§ REQUIRED TASK
Write out every line below that includes the word "fehlt".

[Rows from a dataset]
::::::

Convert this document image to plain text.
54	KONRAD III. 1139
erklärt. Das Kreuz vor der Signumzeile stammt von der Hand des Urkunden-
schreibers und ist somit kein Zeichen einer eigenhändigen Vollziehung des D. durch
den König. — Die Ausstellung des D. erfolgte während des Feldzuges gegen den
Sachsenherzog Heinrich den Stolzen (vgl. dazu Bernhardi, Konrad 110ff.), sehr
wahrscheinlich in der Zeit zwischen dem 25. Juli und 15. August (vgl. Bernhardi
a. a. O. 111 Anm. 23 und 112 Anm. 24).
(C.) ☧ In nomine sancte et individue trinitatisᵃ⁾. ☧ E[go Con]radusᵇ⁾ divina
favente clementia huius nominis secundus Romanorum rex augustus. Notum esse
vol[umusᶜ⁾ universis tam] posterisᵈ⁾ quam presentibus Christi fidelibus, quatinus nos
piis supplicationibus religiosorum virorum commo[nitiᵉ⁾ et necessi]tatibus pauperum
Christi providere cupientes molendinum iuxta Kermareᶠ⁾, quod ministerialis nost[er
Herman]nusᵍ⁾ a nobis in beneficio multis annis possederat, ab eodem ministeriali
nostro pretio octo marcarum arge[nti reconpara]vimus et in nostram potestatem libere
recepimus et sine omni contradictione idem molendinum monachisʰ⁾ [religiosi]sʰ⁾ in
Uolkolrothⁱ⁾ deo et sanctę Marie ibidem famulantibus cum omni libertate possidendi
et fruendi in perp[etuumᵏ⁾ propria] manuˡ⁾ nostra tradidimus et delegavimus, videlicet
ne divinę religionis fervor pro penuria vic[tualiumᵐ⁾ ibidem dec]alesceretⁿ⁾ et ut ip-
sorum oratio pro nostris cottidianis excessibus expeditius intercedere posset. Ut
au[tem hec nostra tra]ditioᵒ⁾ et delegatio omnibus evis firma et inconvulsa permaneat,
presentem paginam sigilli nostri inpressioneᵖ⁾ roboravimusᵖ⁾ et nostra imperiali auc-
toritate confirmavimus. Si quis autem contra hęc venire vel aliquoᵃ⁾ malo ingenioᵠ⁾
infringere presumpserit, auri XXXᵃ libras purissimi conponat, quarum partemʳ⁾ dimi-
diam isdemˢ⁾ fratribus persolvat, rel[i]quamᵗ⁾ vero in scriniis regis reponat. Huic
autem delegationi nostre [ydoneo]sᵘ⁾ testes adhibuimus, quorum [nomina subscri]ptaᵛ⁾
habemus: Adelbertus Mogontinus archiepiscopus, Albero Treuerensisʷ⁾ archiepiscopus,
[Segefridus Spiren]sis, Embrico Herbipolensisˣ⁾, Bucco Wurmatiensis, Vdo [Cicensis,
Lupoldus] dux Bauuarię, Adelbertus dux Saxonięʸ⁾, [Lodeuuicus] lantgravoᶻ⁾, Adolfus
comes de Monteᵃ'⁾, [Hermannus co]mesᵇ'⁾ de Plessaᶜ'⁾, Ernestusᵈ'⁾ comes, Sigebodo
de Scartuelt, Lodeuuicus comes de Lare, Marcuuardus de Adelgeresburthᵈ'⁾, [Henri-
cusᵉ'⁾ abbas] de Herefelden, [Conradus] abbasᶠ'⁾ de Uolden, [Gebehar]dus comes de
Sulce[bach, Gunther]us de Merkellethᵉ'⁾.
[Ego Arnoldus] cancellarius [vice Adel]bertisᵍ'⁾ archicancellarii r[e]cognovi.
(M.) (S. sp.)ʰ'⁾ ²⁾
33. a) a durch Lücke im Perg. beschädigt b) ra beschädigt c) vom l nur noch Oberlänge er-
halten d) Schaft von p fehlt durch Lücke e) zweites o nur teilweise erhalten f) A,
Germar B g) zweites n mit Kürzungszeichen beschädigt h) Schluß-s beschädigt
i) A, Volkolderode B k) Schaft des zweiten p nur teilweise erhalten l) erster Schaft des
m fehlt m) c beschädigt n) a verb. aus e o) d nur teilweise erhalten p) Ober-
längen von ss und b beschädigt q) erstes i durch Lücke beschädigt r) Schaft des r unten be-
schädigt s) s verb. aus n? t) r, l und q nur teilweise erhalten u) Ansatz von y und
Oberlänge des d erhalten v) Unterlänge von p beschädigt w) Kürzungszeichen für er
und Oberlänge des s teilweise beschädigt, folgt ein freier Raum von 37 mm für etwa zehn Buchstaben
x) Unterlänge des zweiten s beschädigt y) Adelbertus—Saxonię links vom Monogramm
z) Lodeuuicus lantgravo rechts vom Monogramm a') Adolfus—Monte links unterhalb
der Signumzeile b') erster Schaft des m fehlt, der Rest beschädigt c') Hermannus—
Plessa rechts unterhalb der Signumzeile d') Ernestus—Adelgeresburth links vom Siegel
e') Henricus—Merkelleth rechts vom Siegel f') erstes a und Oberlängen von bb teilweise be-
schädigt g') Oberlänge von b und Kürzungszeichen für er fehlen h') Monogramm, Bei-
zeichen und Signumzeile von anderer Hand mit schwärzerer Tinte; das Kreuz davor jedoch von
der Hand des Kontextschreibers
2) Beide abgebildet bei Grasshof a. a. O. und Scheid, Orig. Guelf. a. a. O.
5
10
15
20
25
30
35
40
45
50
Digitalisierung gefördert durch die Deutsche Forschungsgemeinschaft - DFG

::::::

§ COMPLETED EXERCISE
halten d) Schaft von p fehlt durch Lücke e) zweites o nur teilweise erhalten f) A,
m fehlt m) c beschädigt n) a verb. aus e o) d nur teilweise erhalten p) Ober-
der Signumzeile b') erster Schaft des m fehlt, der Rest beschädigt c') Hermannus—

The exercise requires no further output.